**YOUR TASK:** Write every line of the material out exactly as shown.

---- DATASET RECORDS

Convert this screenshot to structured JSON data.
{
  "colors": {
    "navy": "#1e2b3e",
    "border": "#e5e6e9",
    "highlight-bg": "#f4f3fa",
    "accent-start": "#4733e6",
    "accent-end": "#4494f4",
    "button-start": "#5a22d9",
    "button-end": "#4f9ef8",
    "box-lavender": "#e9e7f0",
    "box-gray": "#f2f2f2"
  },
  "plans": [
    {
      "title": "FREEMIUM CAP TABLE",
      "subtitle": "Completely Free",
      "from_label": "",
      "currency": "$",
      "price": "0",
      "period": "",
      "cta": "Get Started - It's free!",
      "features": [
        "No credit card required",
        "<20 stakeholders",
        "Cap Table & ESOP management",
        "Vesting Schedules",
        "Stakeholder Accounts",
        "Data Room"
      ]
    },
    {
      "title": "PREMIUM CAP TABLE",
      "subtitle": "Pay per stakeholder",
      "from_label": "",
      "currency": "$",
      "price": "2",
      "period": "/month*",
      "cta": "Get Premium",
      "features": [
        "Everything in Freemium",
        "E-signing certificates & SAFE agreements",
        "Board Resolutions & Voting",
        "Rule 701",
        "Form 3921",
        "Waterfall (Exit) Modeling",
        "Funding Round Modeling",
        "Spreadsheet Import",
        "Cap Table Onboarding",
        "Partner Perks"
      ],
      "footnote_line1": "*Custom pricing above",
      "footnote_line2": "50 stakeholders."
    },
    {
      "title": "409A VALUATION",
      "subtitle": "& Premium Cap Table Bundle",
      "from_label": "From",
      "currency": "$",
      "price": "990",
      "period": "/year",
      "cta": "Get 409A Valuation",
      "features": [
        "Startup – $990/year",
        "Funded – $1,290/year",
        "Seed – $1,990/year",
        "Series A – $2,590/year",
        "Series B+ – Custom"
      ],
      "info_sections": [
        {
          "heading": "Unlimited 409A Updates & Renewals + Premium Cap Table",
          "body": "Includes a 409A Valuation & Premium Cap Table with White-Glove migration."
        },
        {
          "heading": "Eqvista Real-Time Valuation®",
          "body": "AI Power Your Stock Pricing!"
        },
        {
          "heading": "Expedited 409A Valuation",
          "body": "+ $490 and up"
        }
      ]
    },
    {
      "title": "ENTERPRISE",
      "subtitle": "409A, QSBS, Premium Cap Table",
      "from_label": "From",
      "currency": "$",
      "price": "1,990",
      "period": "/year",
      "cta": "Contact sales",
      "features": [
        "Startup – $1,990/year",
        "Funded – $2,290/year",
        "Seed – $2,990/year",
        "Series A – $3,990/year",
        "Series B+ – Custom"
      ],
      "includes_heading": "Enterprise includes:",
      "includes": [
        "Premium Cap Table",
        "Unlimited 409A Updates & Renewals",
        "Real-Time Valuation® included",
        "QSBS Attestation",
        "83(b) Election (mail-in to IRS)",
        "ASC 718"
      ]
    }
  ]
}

--------

**RESPONSE:**
Convert this screenshot to structured JSON data.
{
  "colors": {
    "navy": "#1e2b3e",
    "border": "#e5e6e9",
    "highlight-bg": "#f4f3fa",
    "accent-start": "#4733e6",
    "accent-end": "#4494f4",
    "button-start": "#5a22d9",
    "button-end": "#4f9ef8",
    "box-lavender": "#e9e7f0",
    "box-gray": "#f2f2f2"
  },
  "plans": [
    {
      "title": "FREEMIUM CAP TABLE",
      "subtitle": "Completely Free",
      "from_label": "",
      "currency": "$",
      "price": "0",
      "period": "",
      "cta": "Get Started - It's free!",
      "features": [
        "No credit card required",
        "<20 stakeholders",
        "Cap Table & ESOP management",
        "Vesting Schedules",
        "Stakeholder Accounts",
        "Data Room"
      ]
    },
    {
      "title": "PREMIUM CAP TABLE",
      "subtitle": "Pay per stakeholder",
      "from_label": "",
      "currency": "$",
      "price": "2",
      "period": "/month*",
      "cta": "Get Premium",
      "features": [
        "Everything in Freemium",
        "E-signing certificates & SAFE agreements",
        "Board Resolutions & Voting",
        "Rule 701",
        "Form 3921",
        "Waterfall (Exit) Modeling",
        "Funding Round Modeling",
        "Spreadsheet Import",
        "Cap Table Onboarding",
        "Partner Perks"
      ],
      "footnote_line1": "*Custom pricing above",
      "footnote_line2": "50 stakeholders."
    },
    {
      "title": "409A VALUATION",
      "subtitle": "& Premium Cap Table Bundle",
      "from_label": "From",
      "currency": "$",
      "price": "990",
      "period": "/year",
      "cta": "Get 409A Valuation",
      "features": [
        "Startup – $990/year",
        "Funded – $1,290/year",
        "Seed – $1,990/year",
        "Series A – $2,590/year",
        "Series B+ – Custom"
      ],
      "info_sections": [
        {
          "heading": "Unlimited 409A Updates & Renewals + Premium Cap Table",
          "body": "Includes a 409A Valuation & Premium Cap Table with White-Glove migration."
        },
        {
          "heading": "Eqvista Real-Time Valuation®",
          "body": "AI Power Your Stock Pricing!"
        },
        {
          "heading": "Expedited 409A Valuation",
          "body": "+ $490 and up"
        }
      ]
    },
    {
      "title": "ENTERPRISE",
      "subtitle": "409A, QSBS, Premium Cap Table",
      "from_label": "From",
      "currency": "$",
      "price": "1,990",
      "period": "/year",
      "cta": "Contact sales",
      "features": [
        "Startup – $1,990/year",
        "Funded – $2,290/year",
        "Seed – $2,990/year",
        "Series A – $3,990/year",
        "Series B+ – Custom"
      ],
      "includes_heading": "Enterprise includes:",
      "includes": [
        "Premium Cap Table",
        "Unlimited 409A Updates & Renewals",
        "Real-Time Valuation® included",
        "QSBS Attestation",
        "83(b) Election (mail-in to IRS)",
        "ASC 718"
      ]
    }
  ]
}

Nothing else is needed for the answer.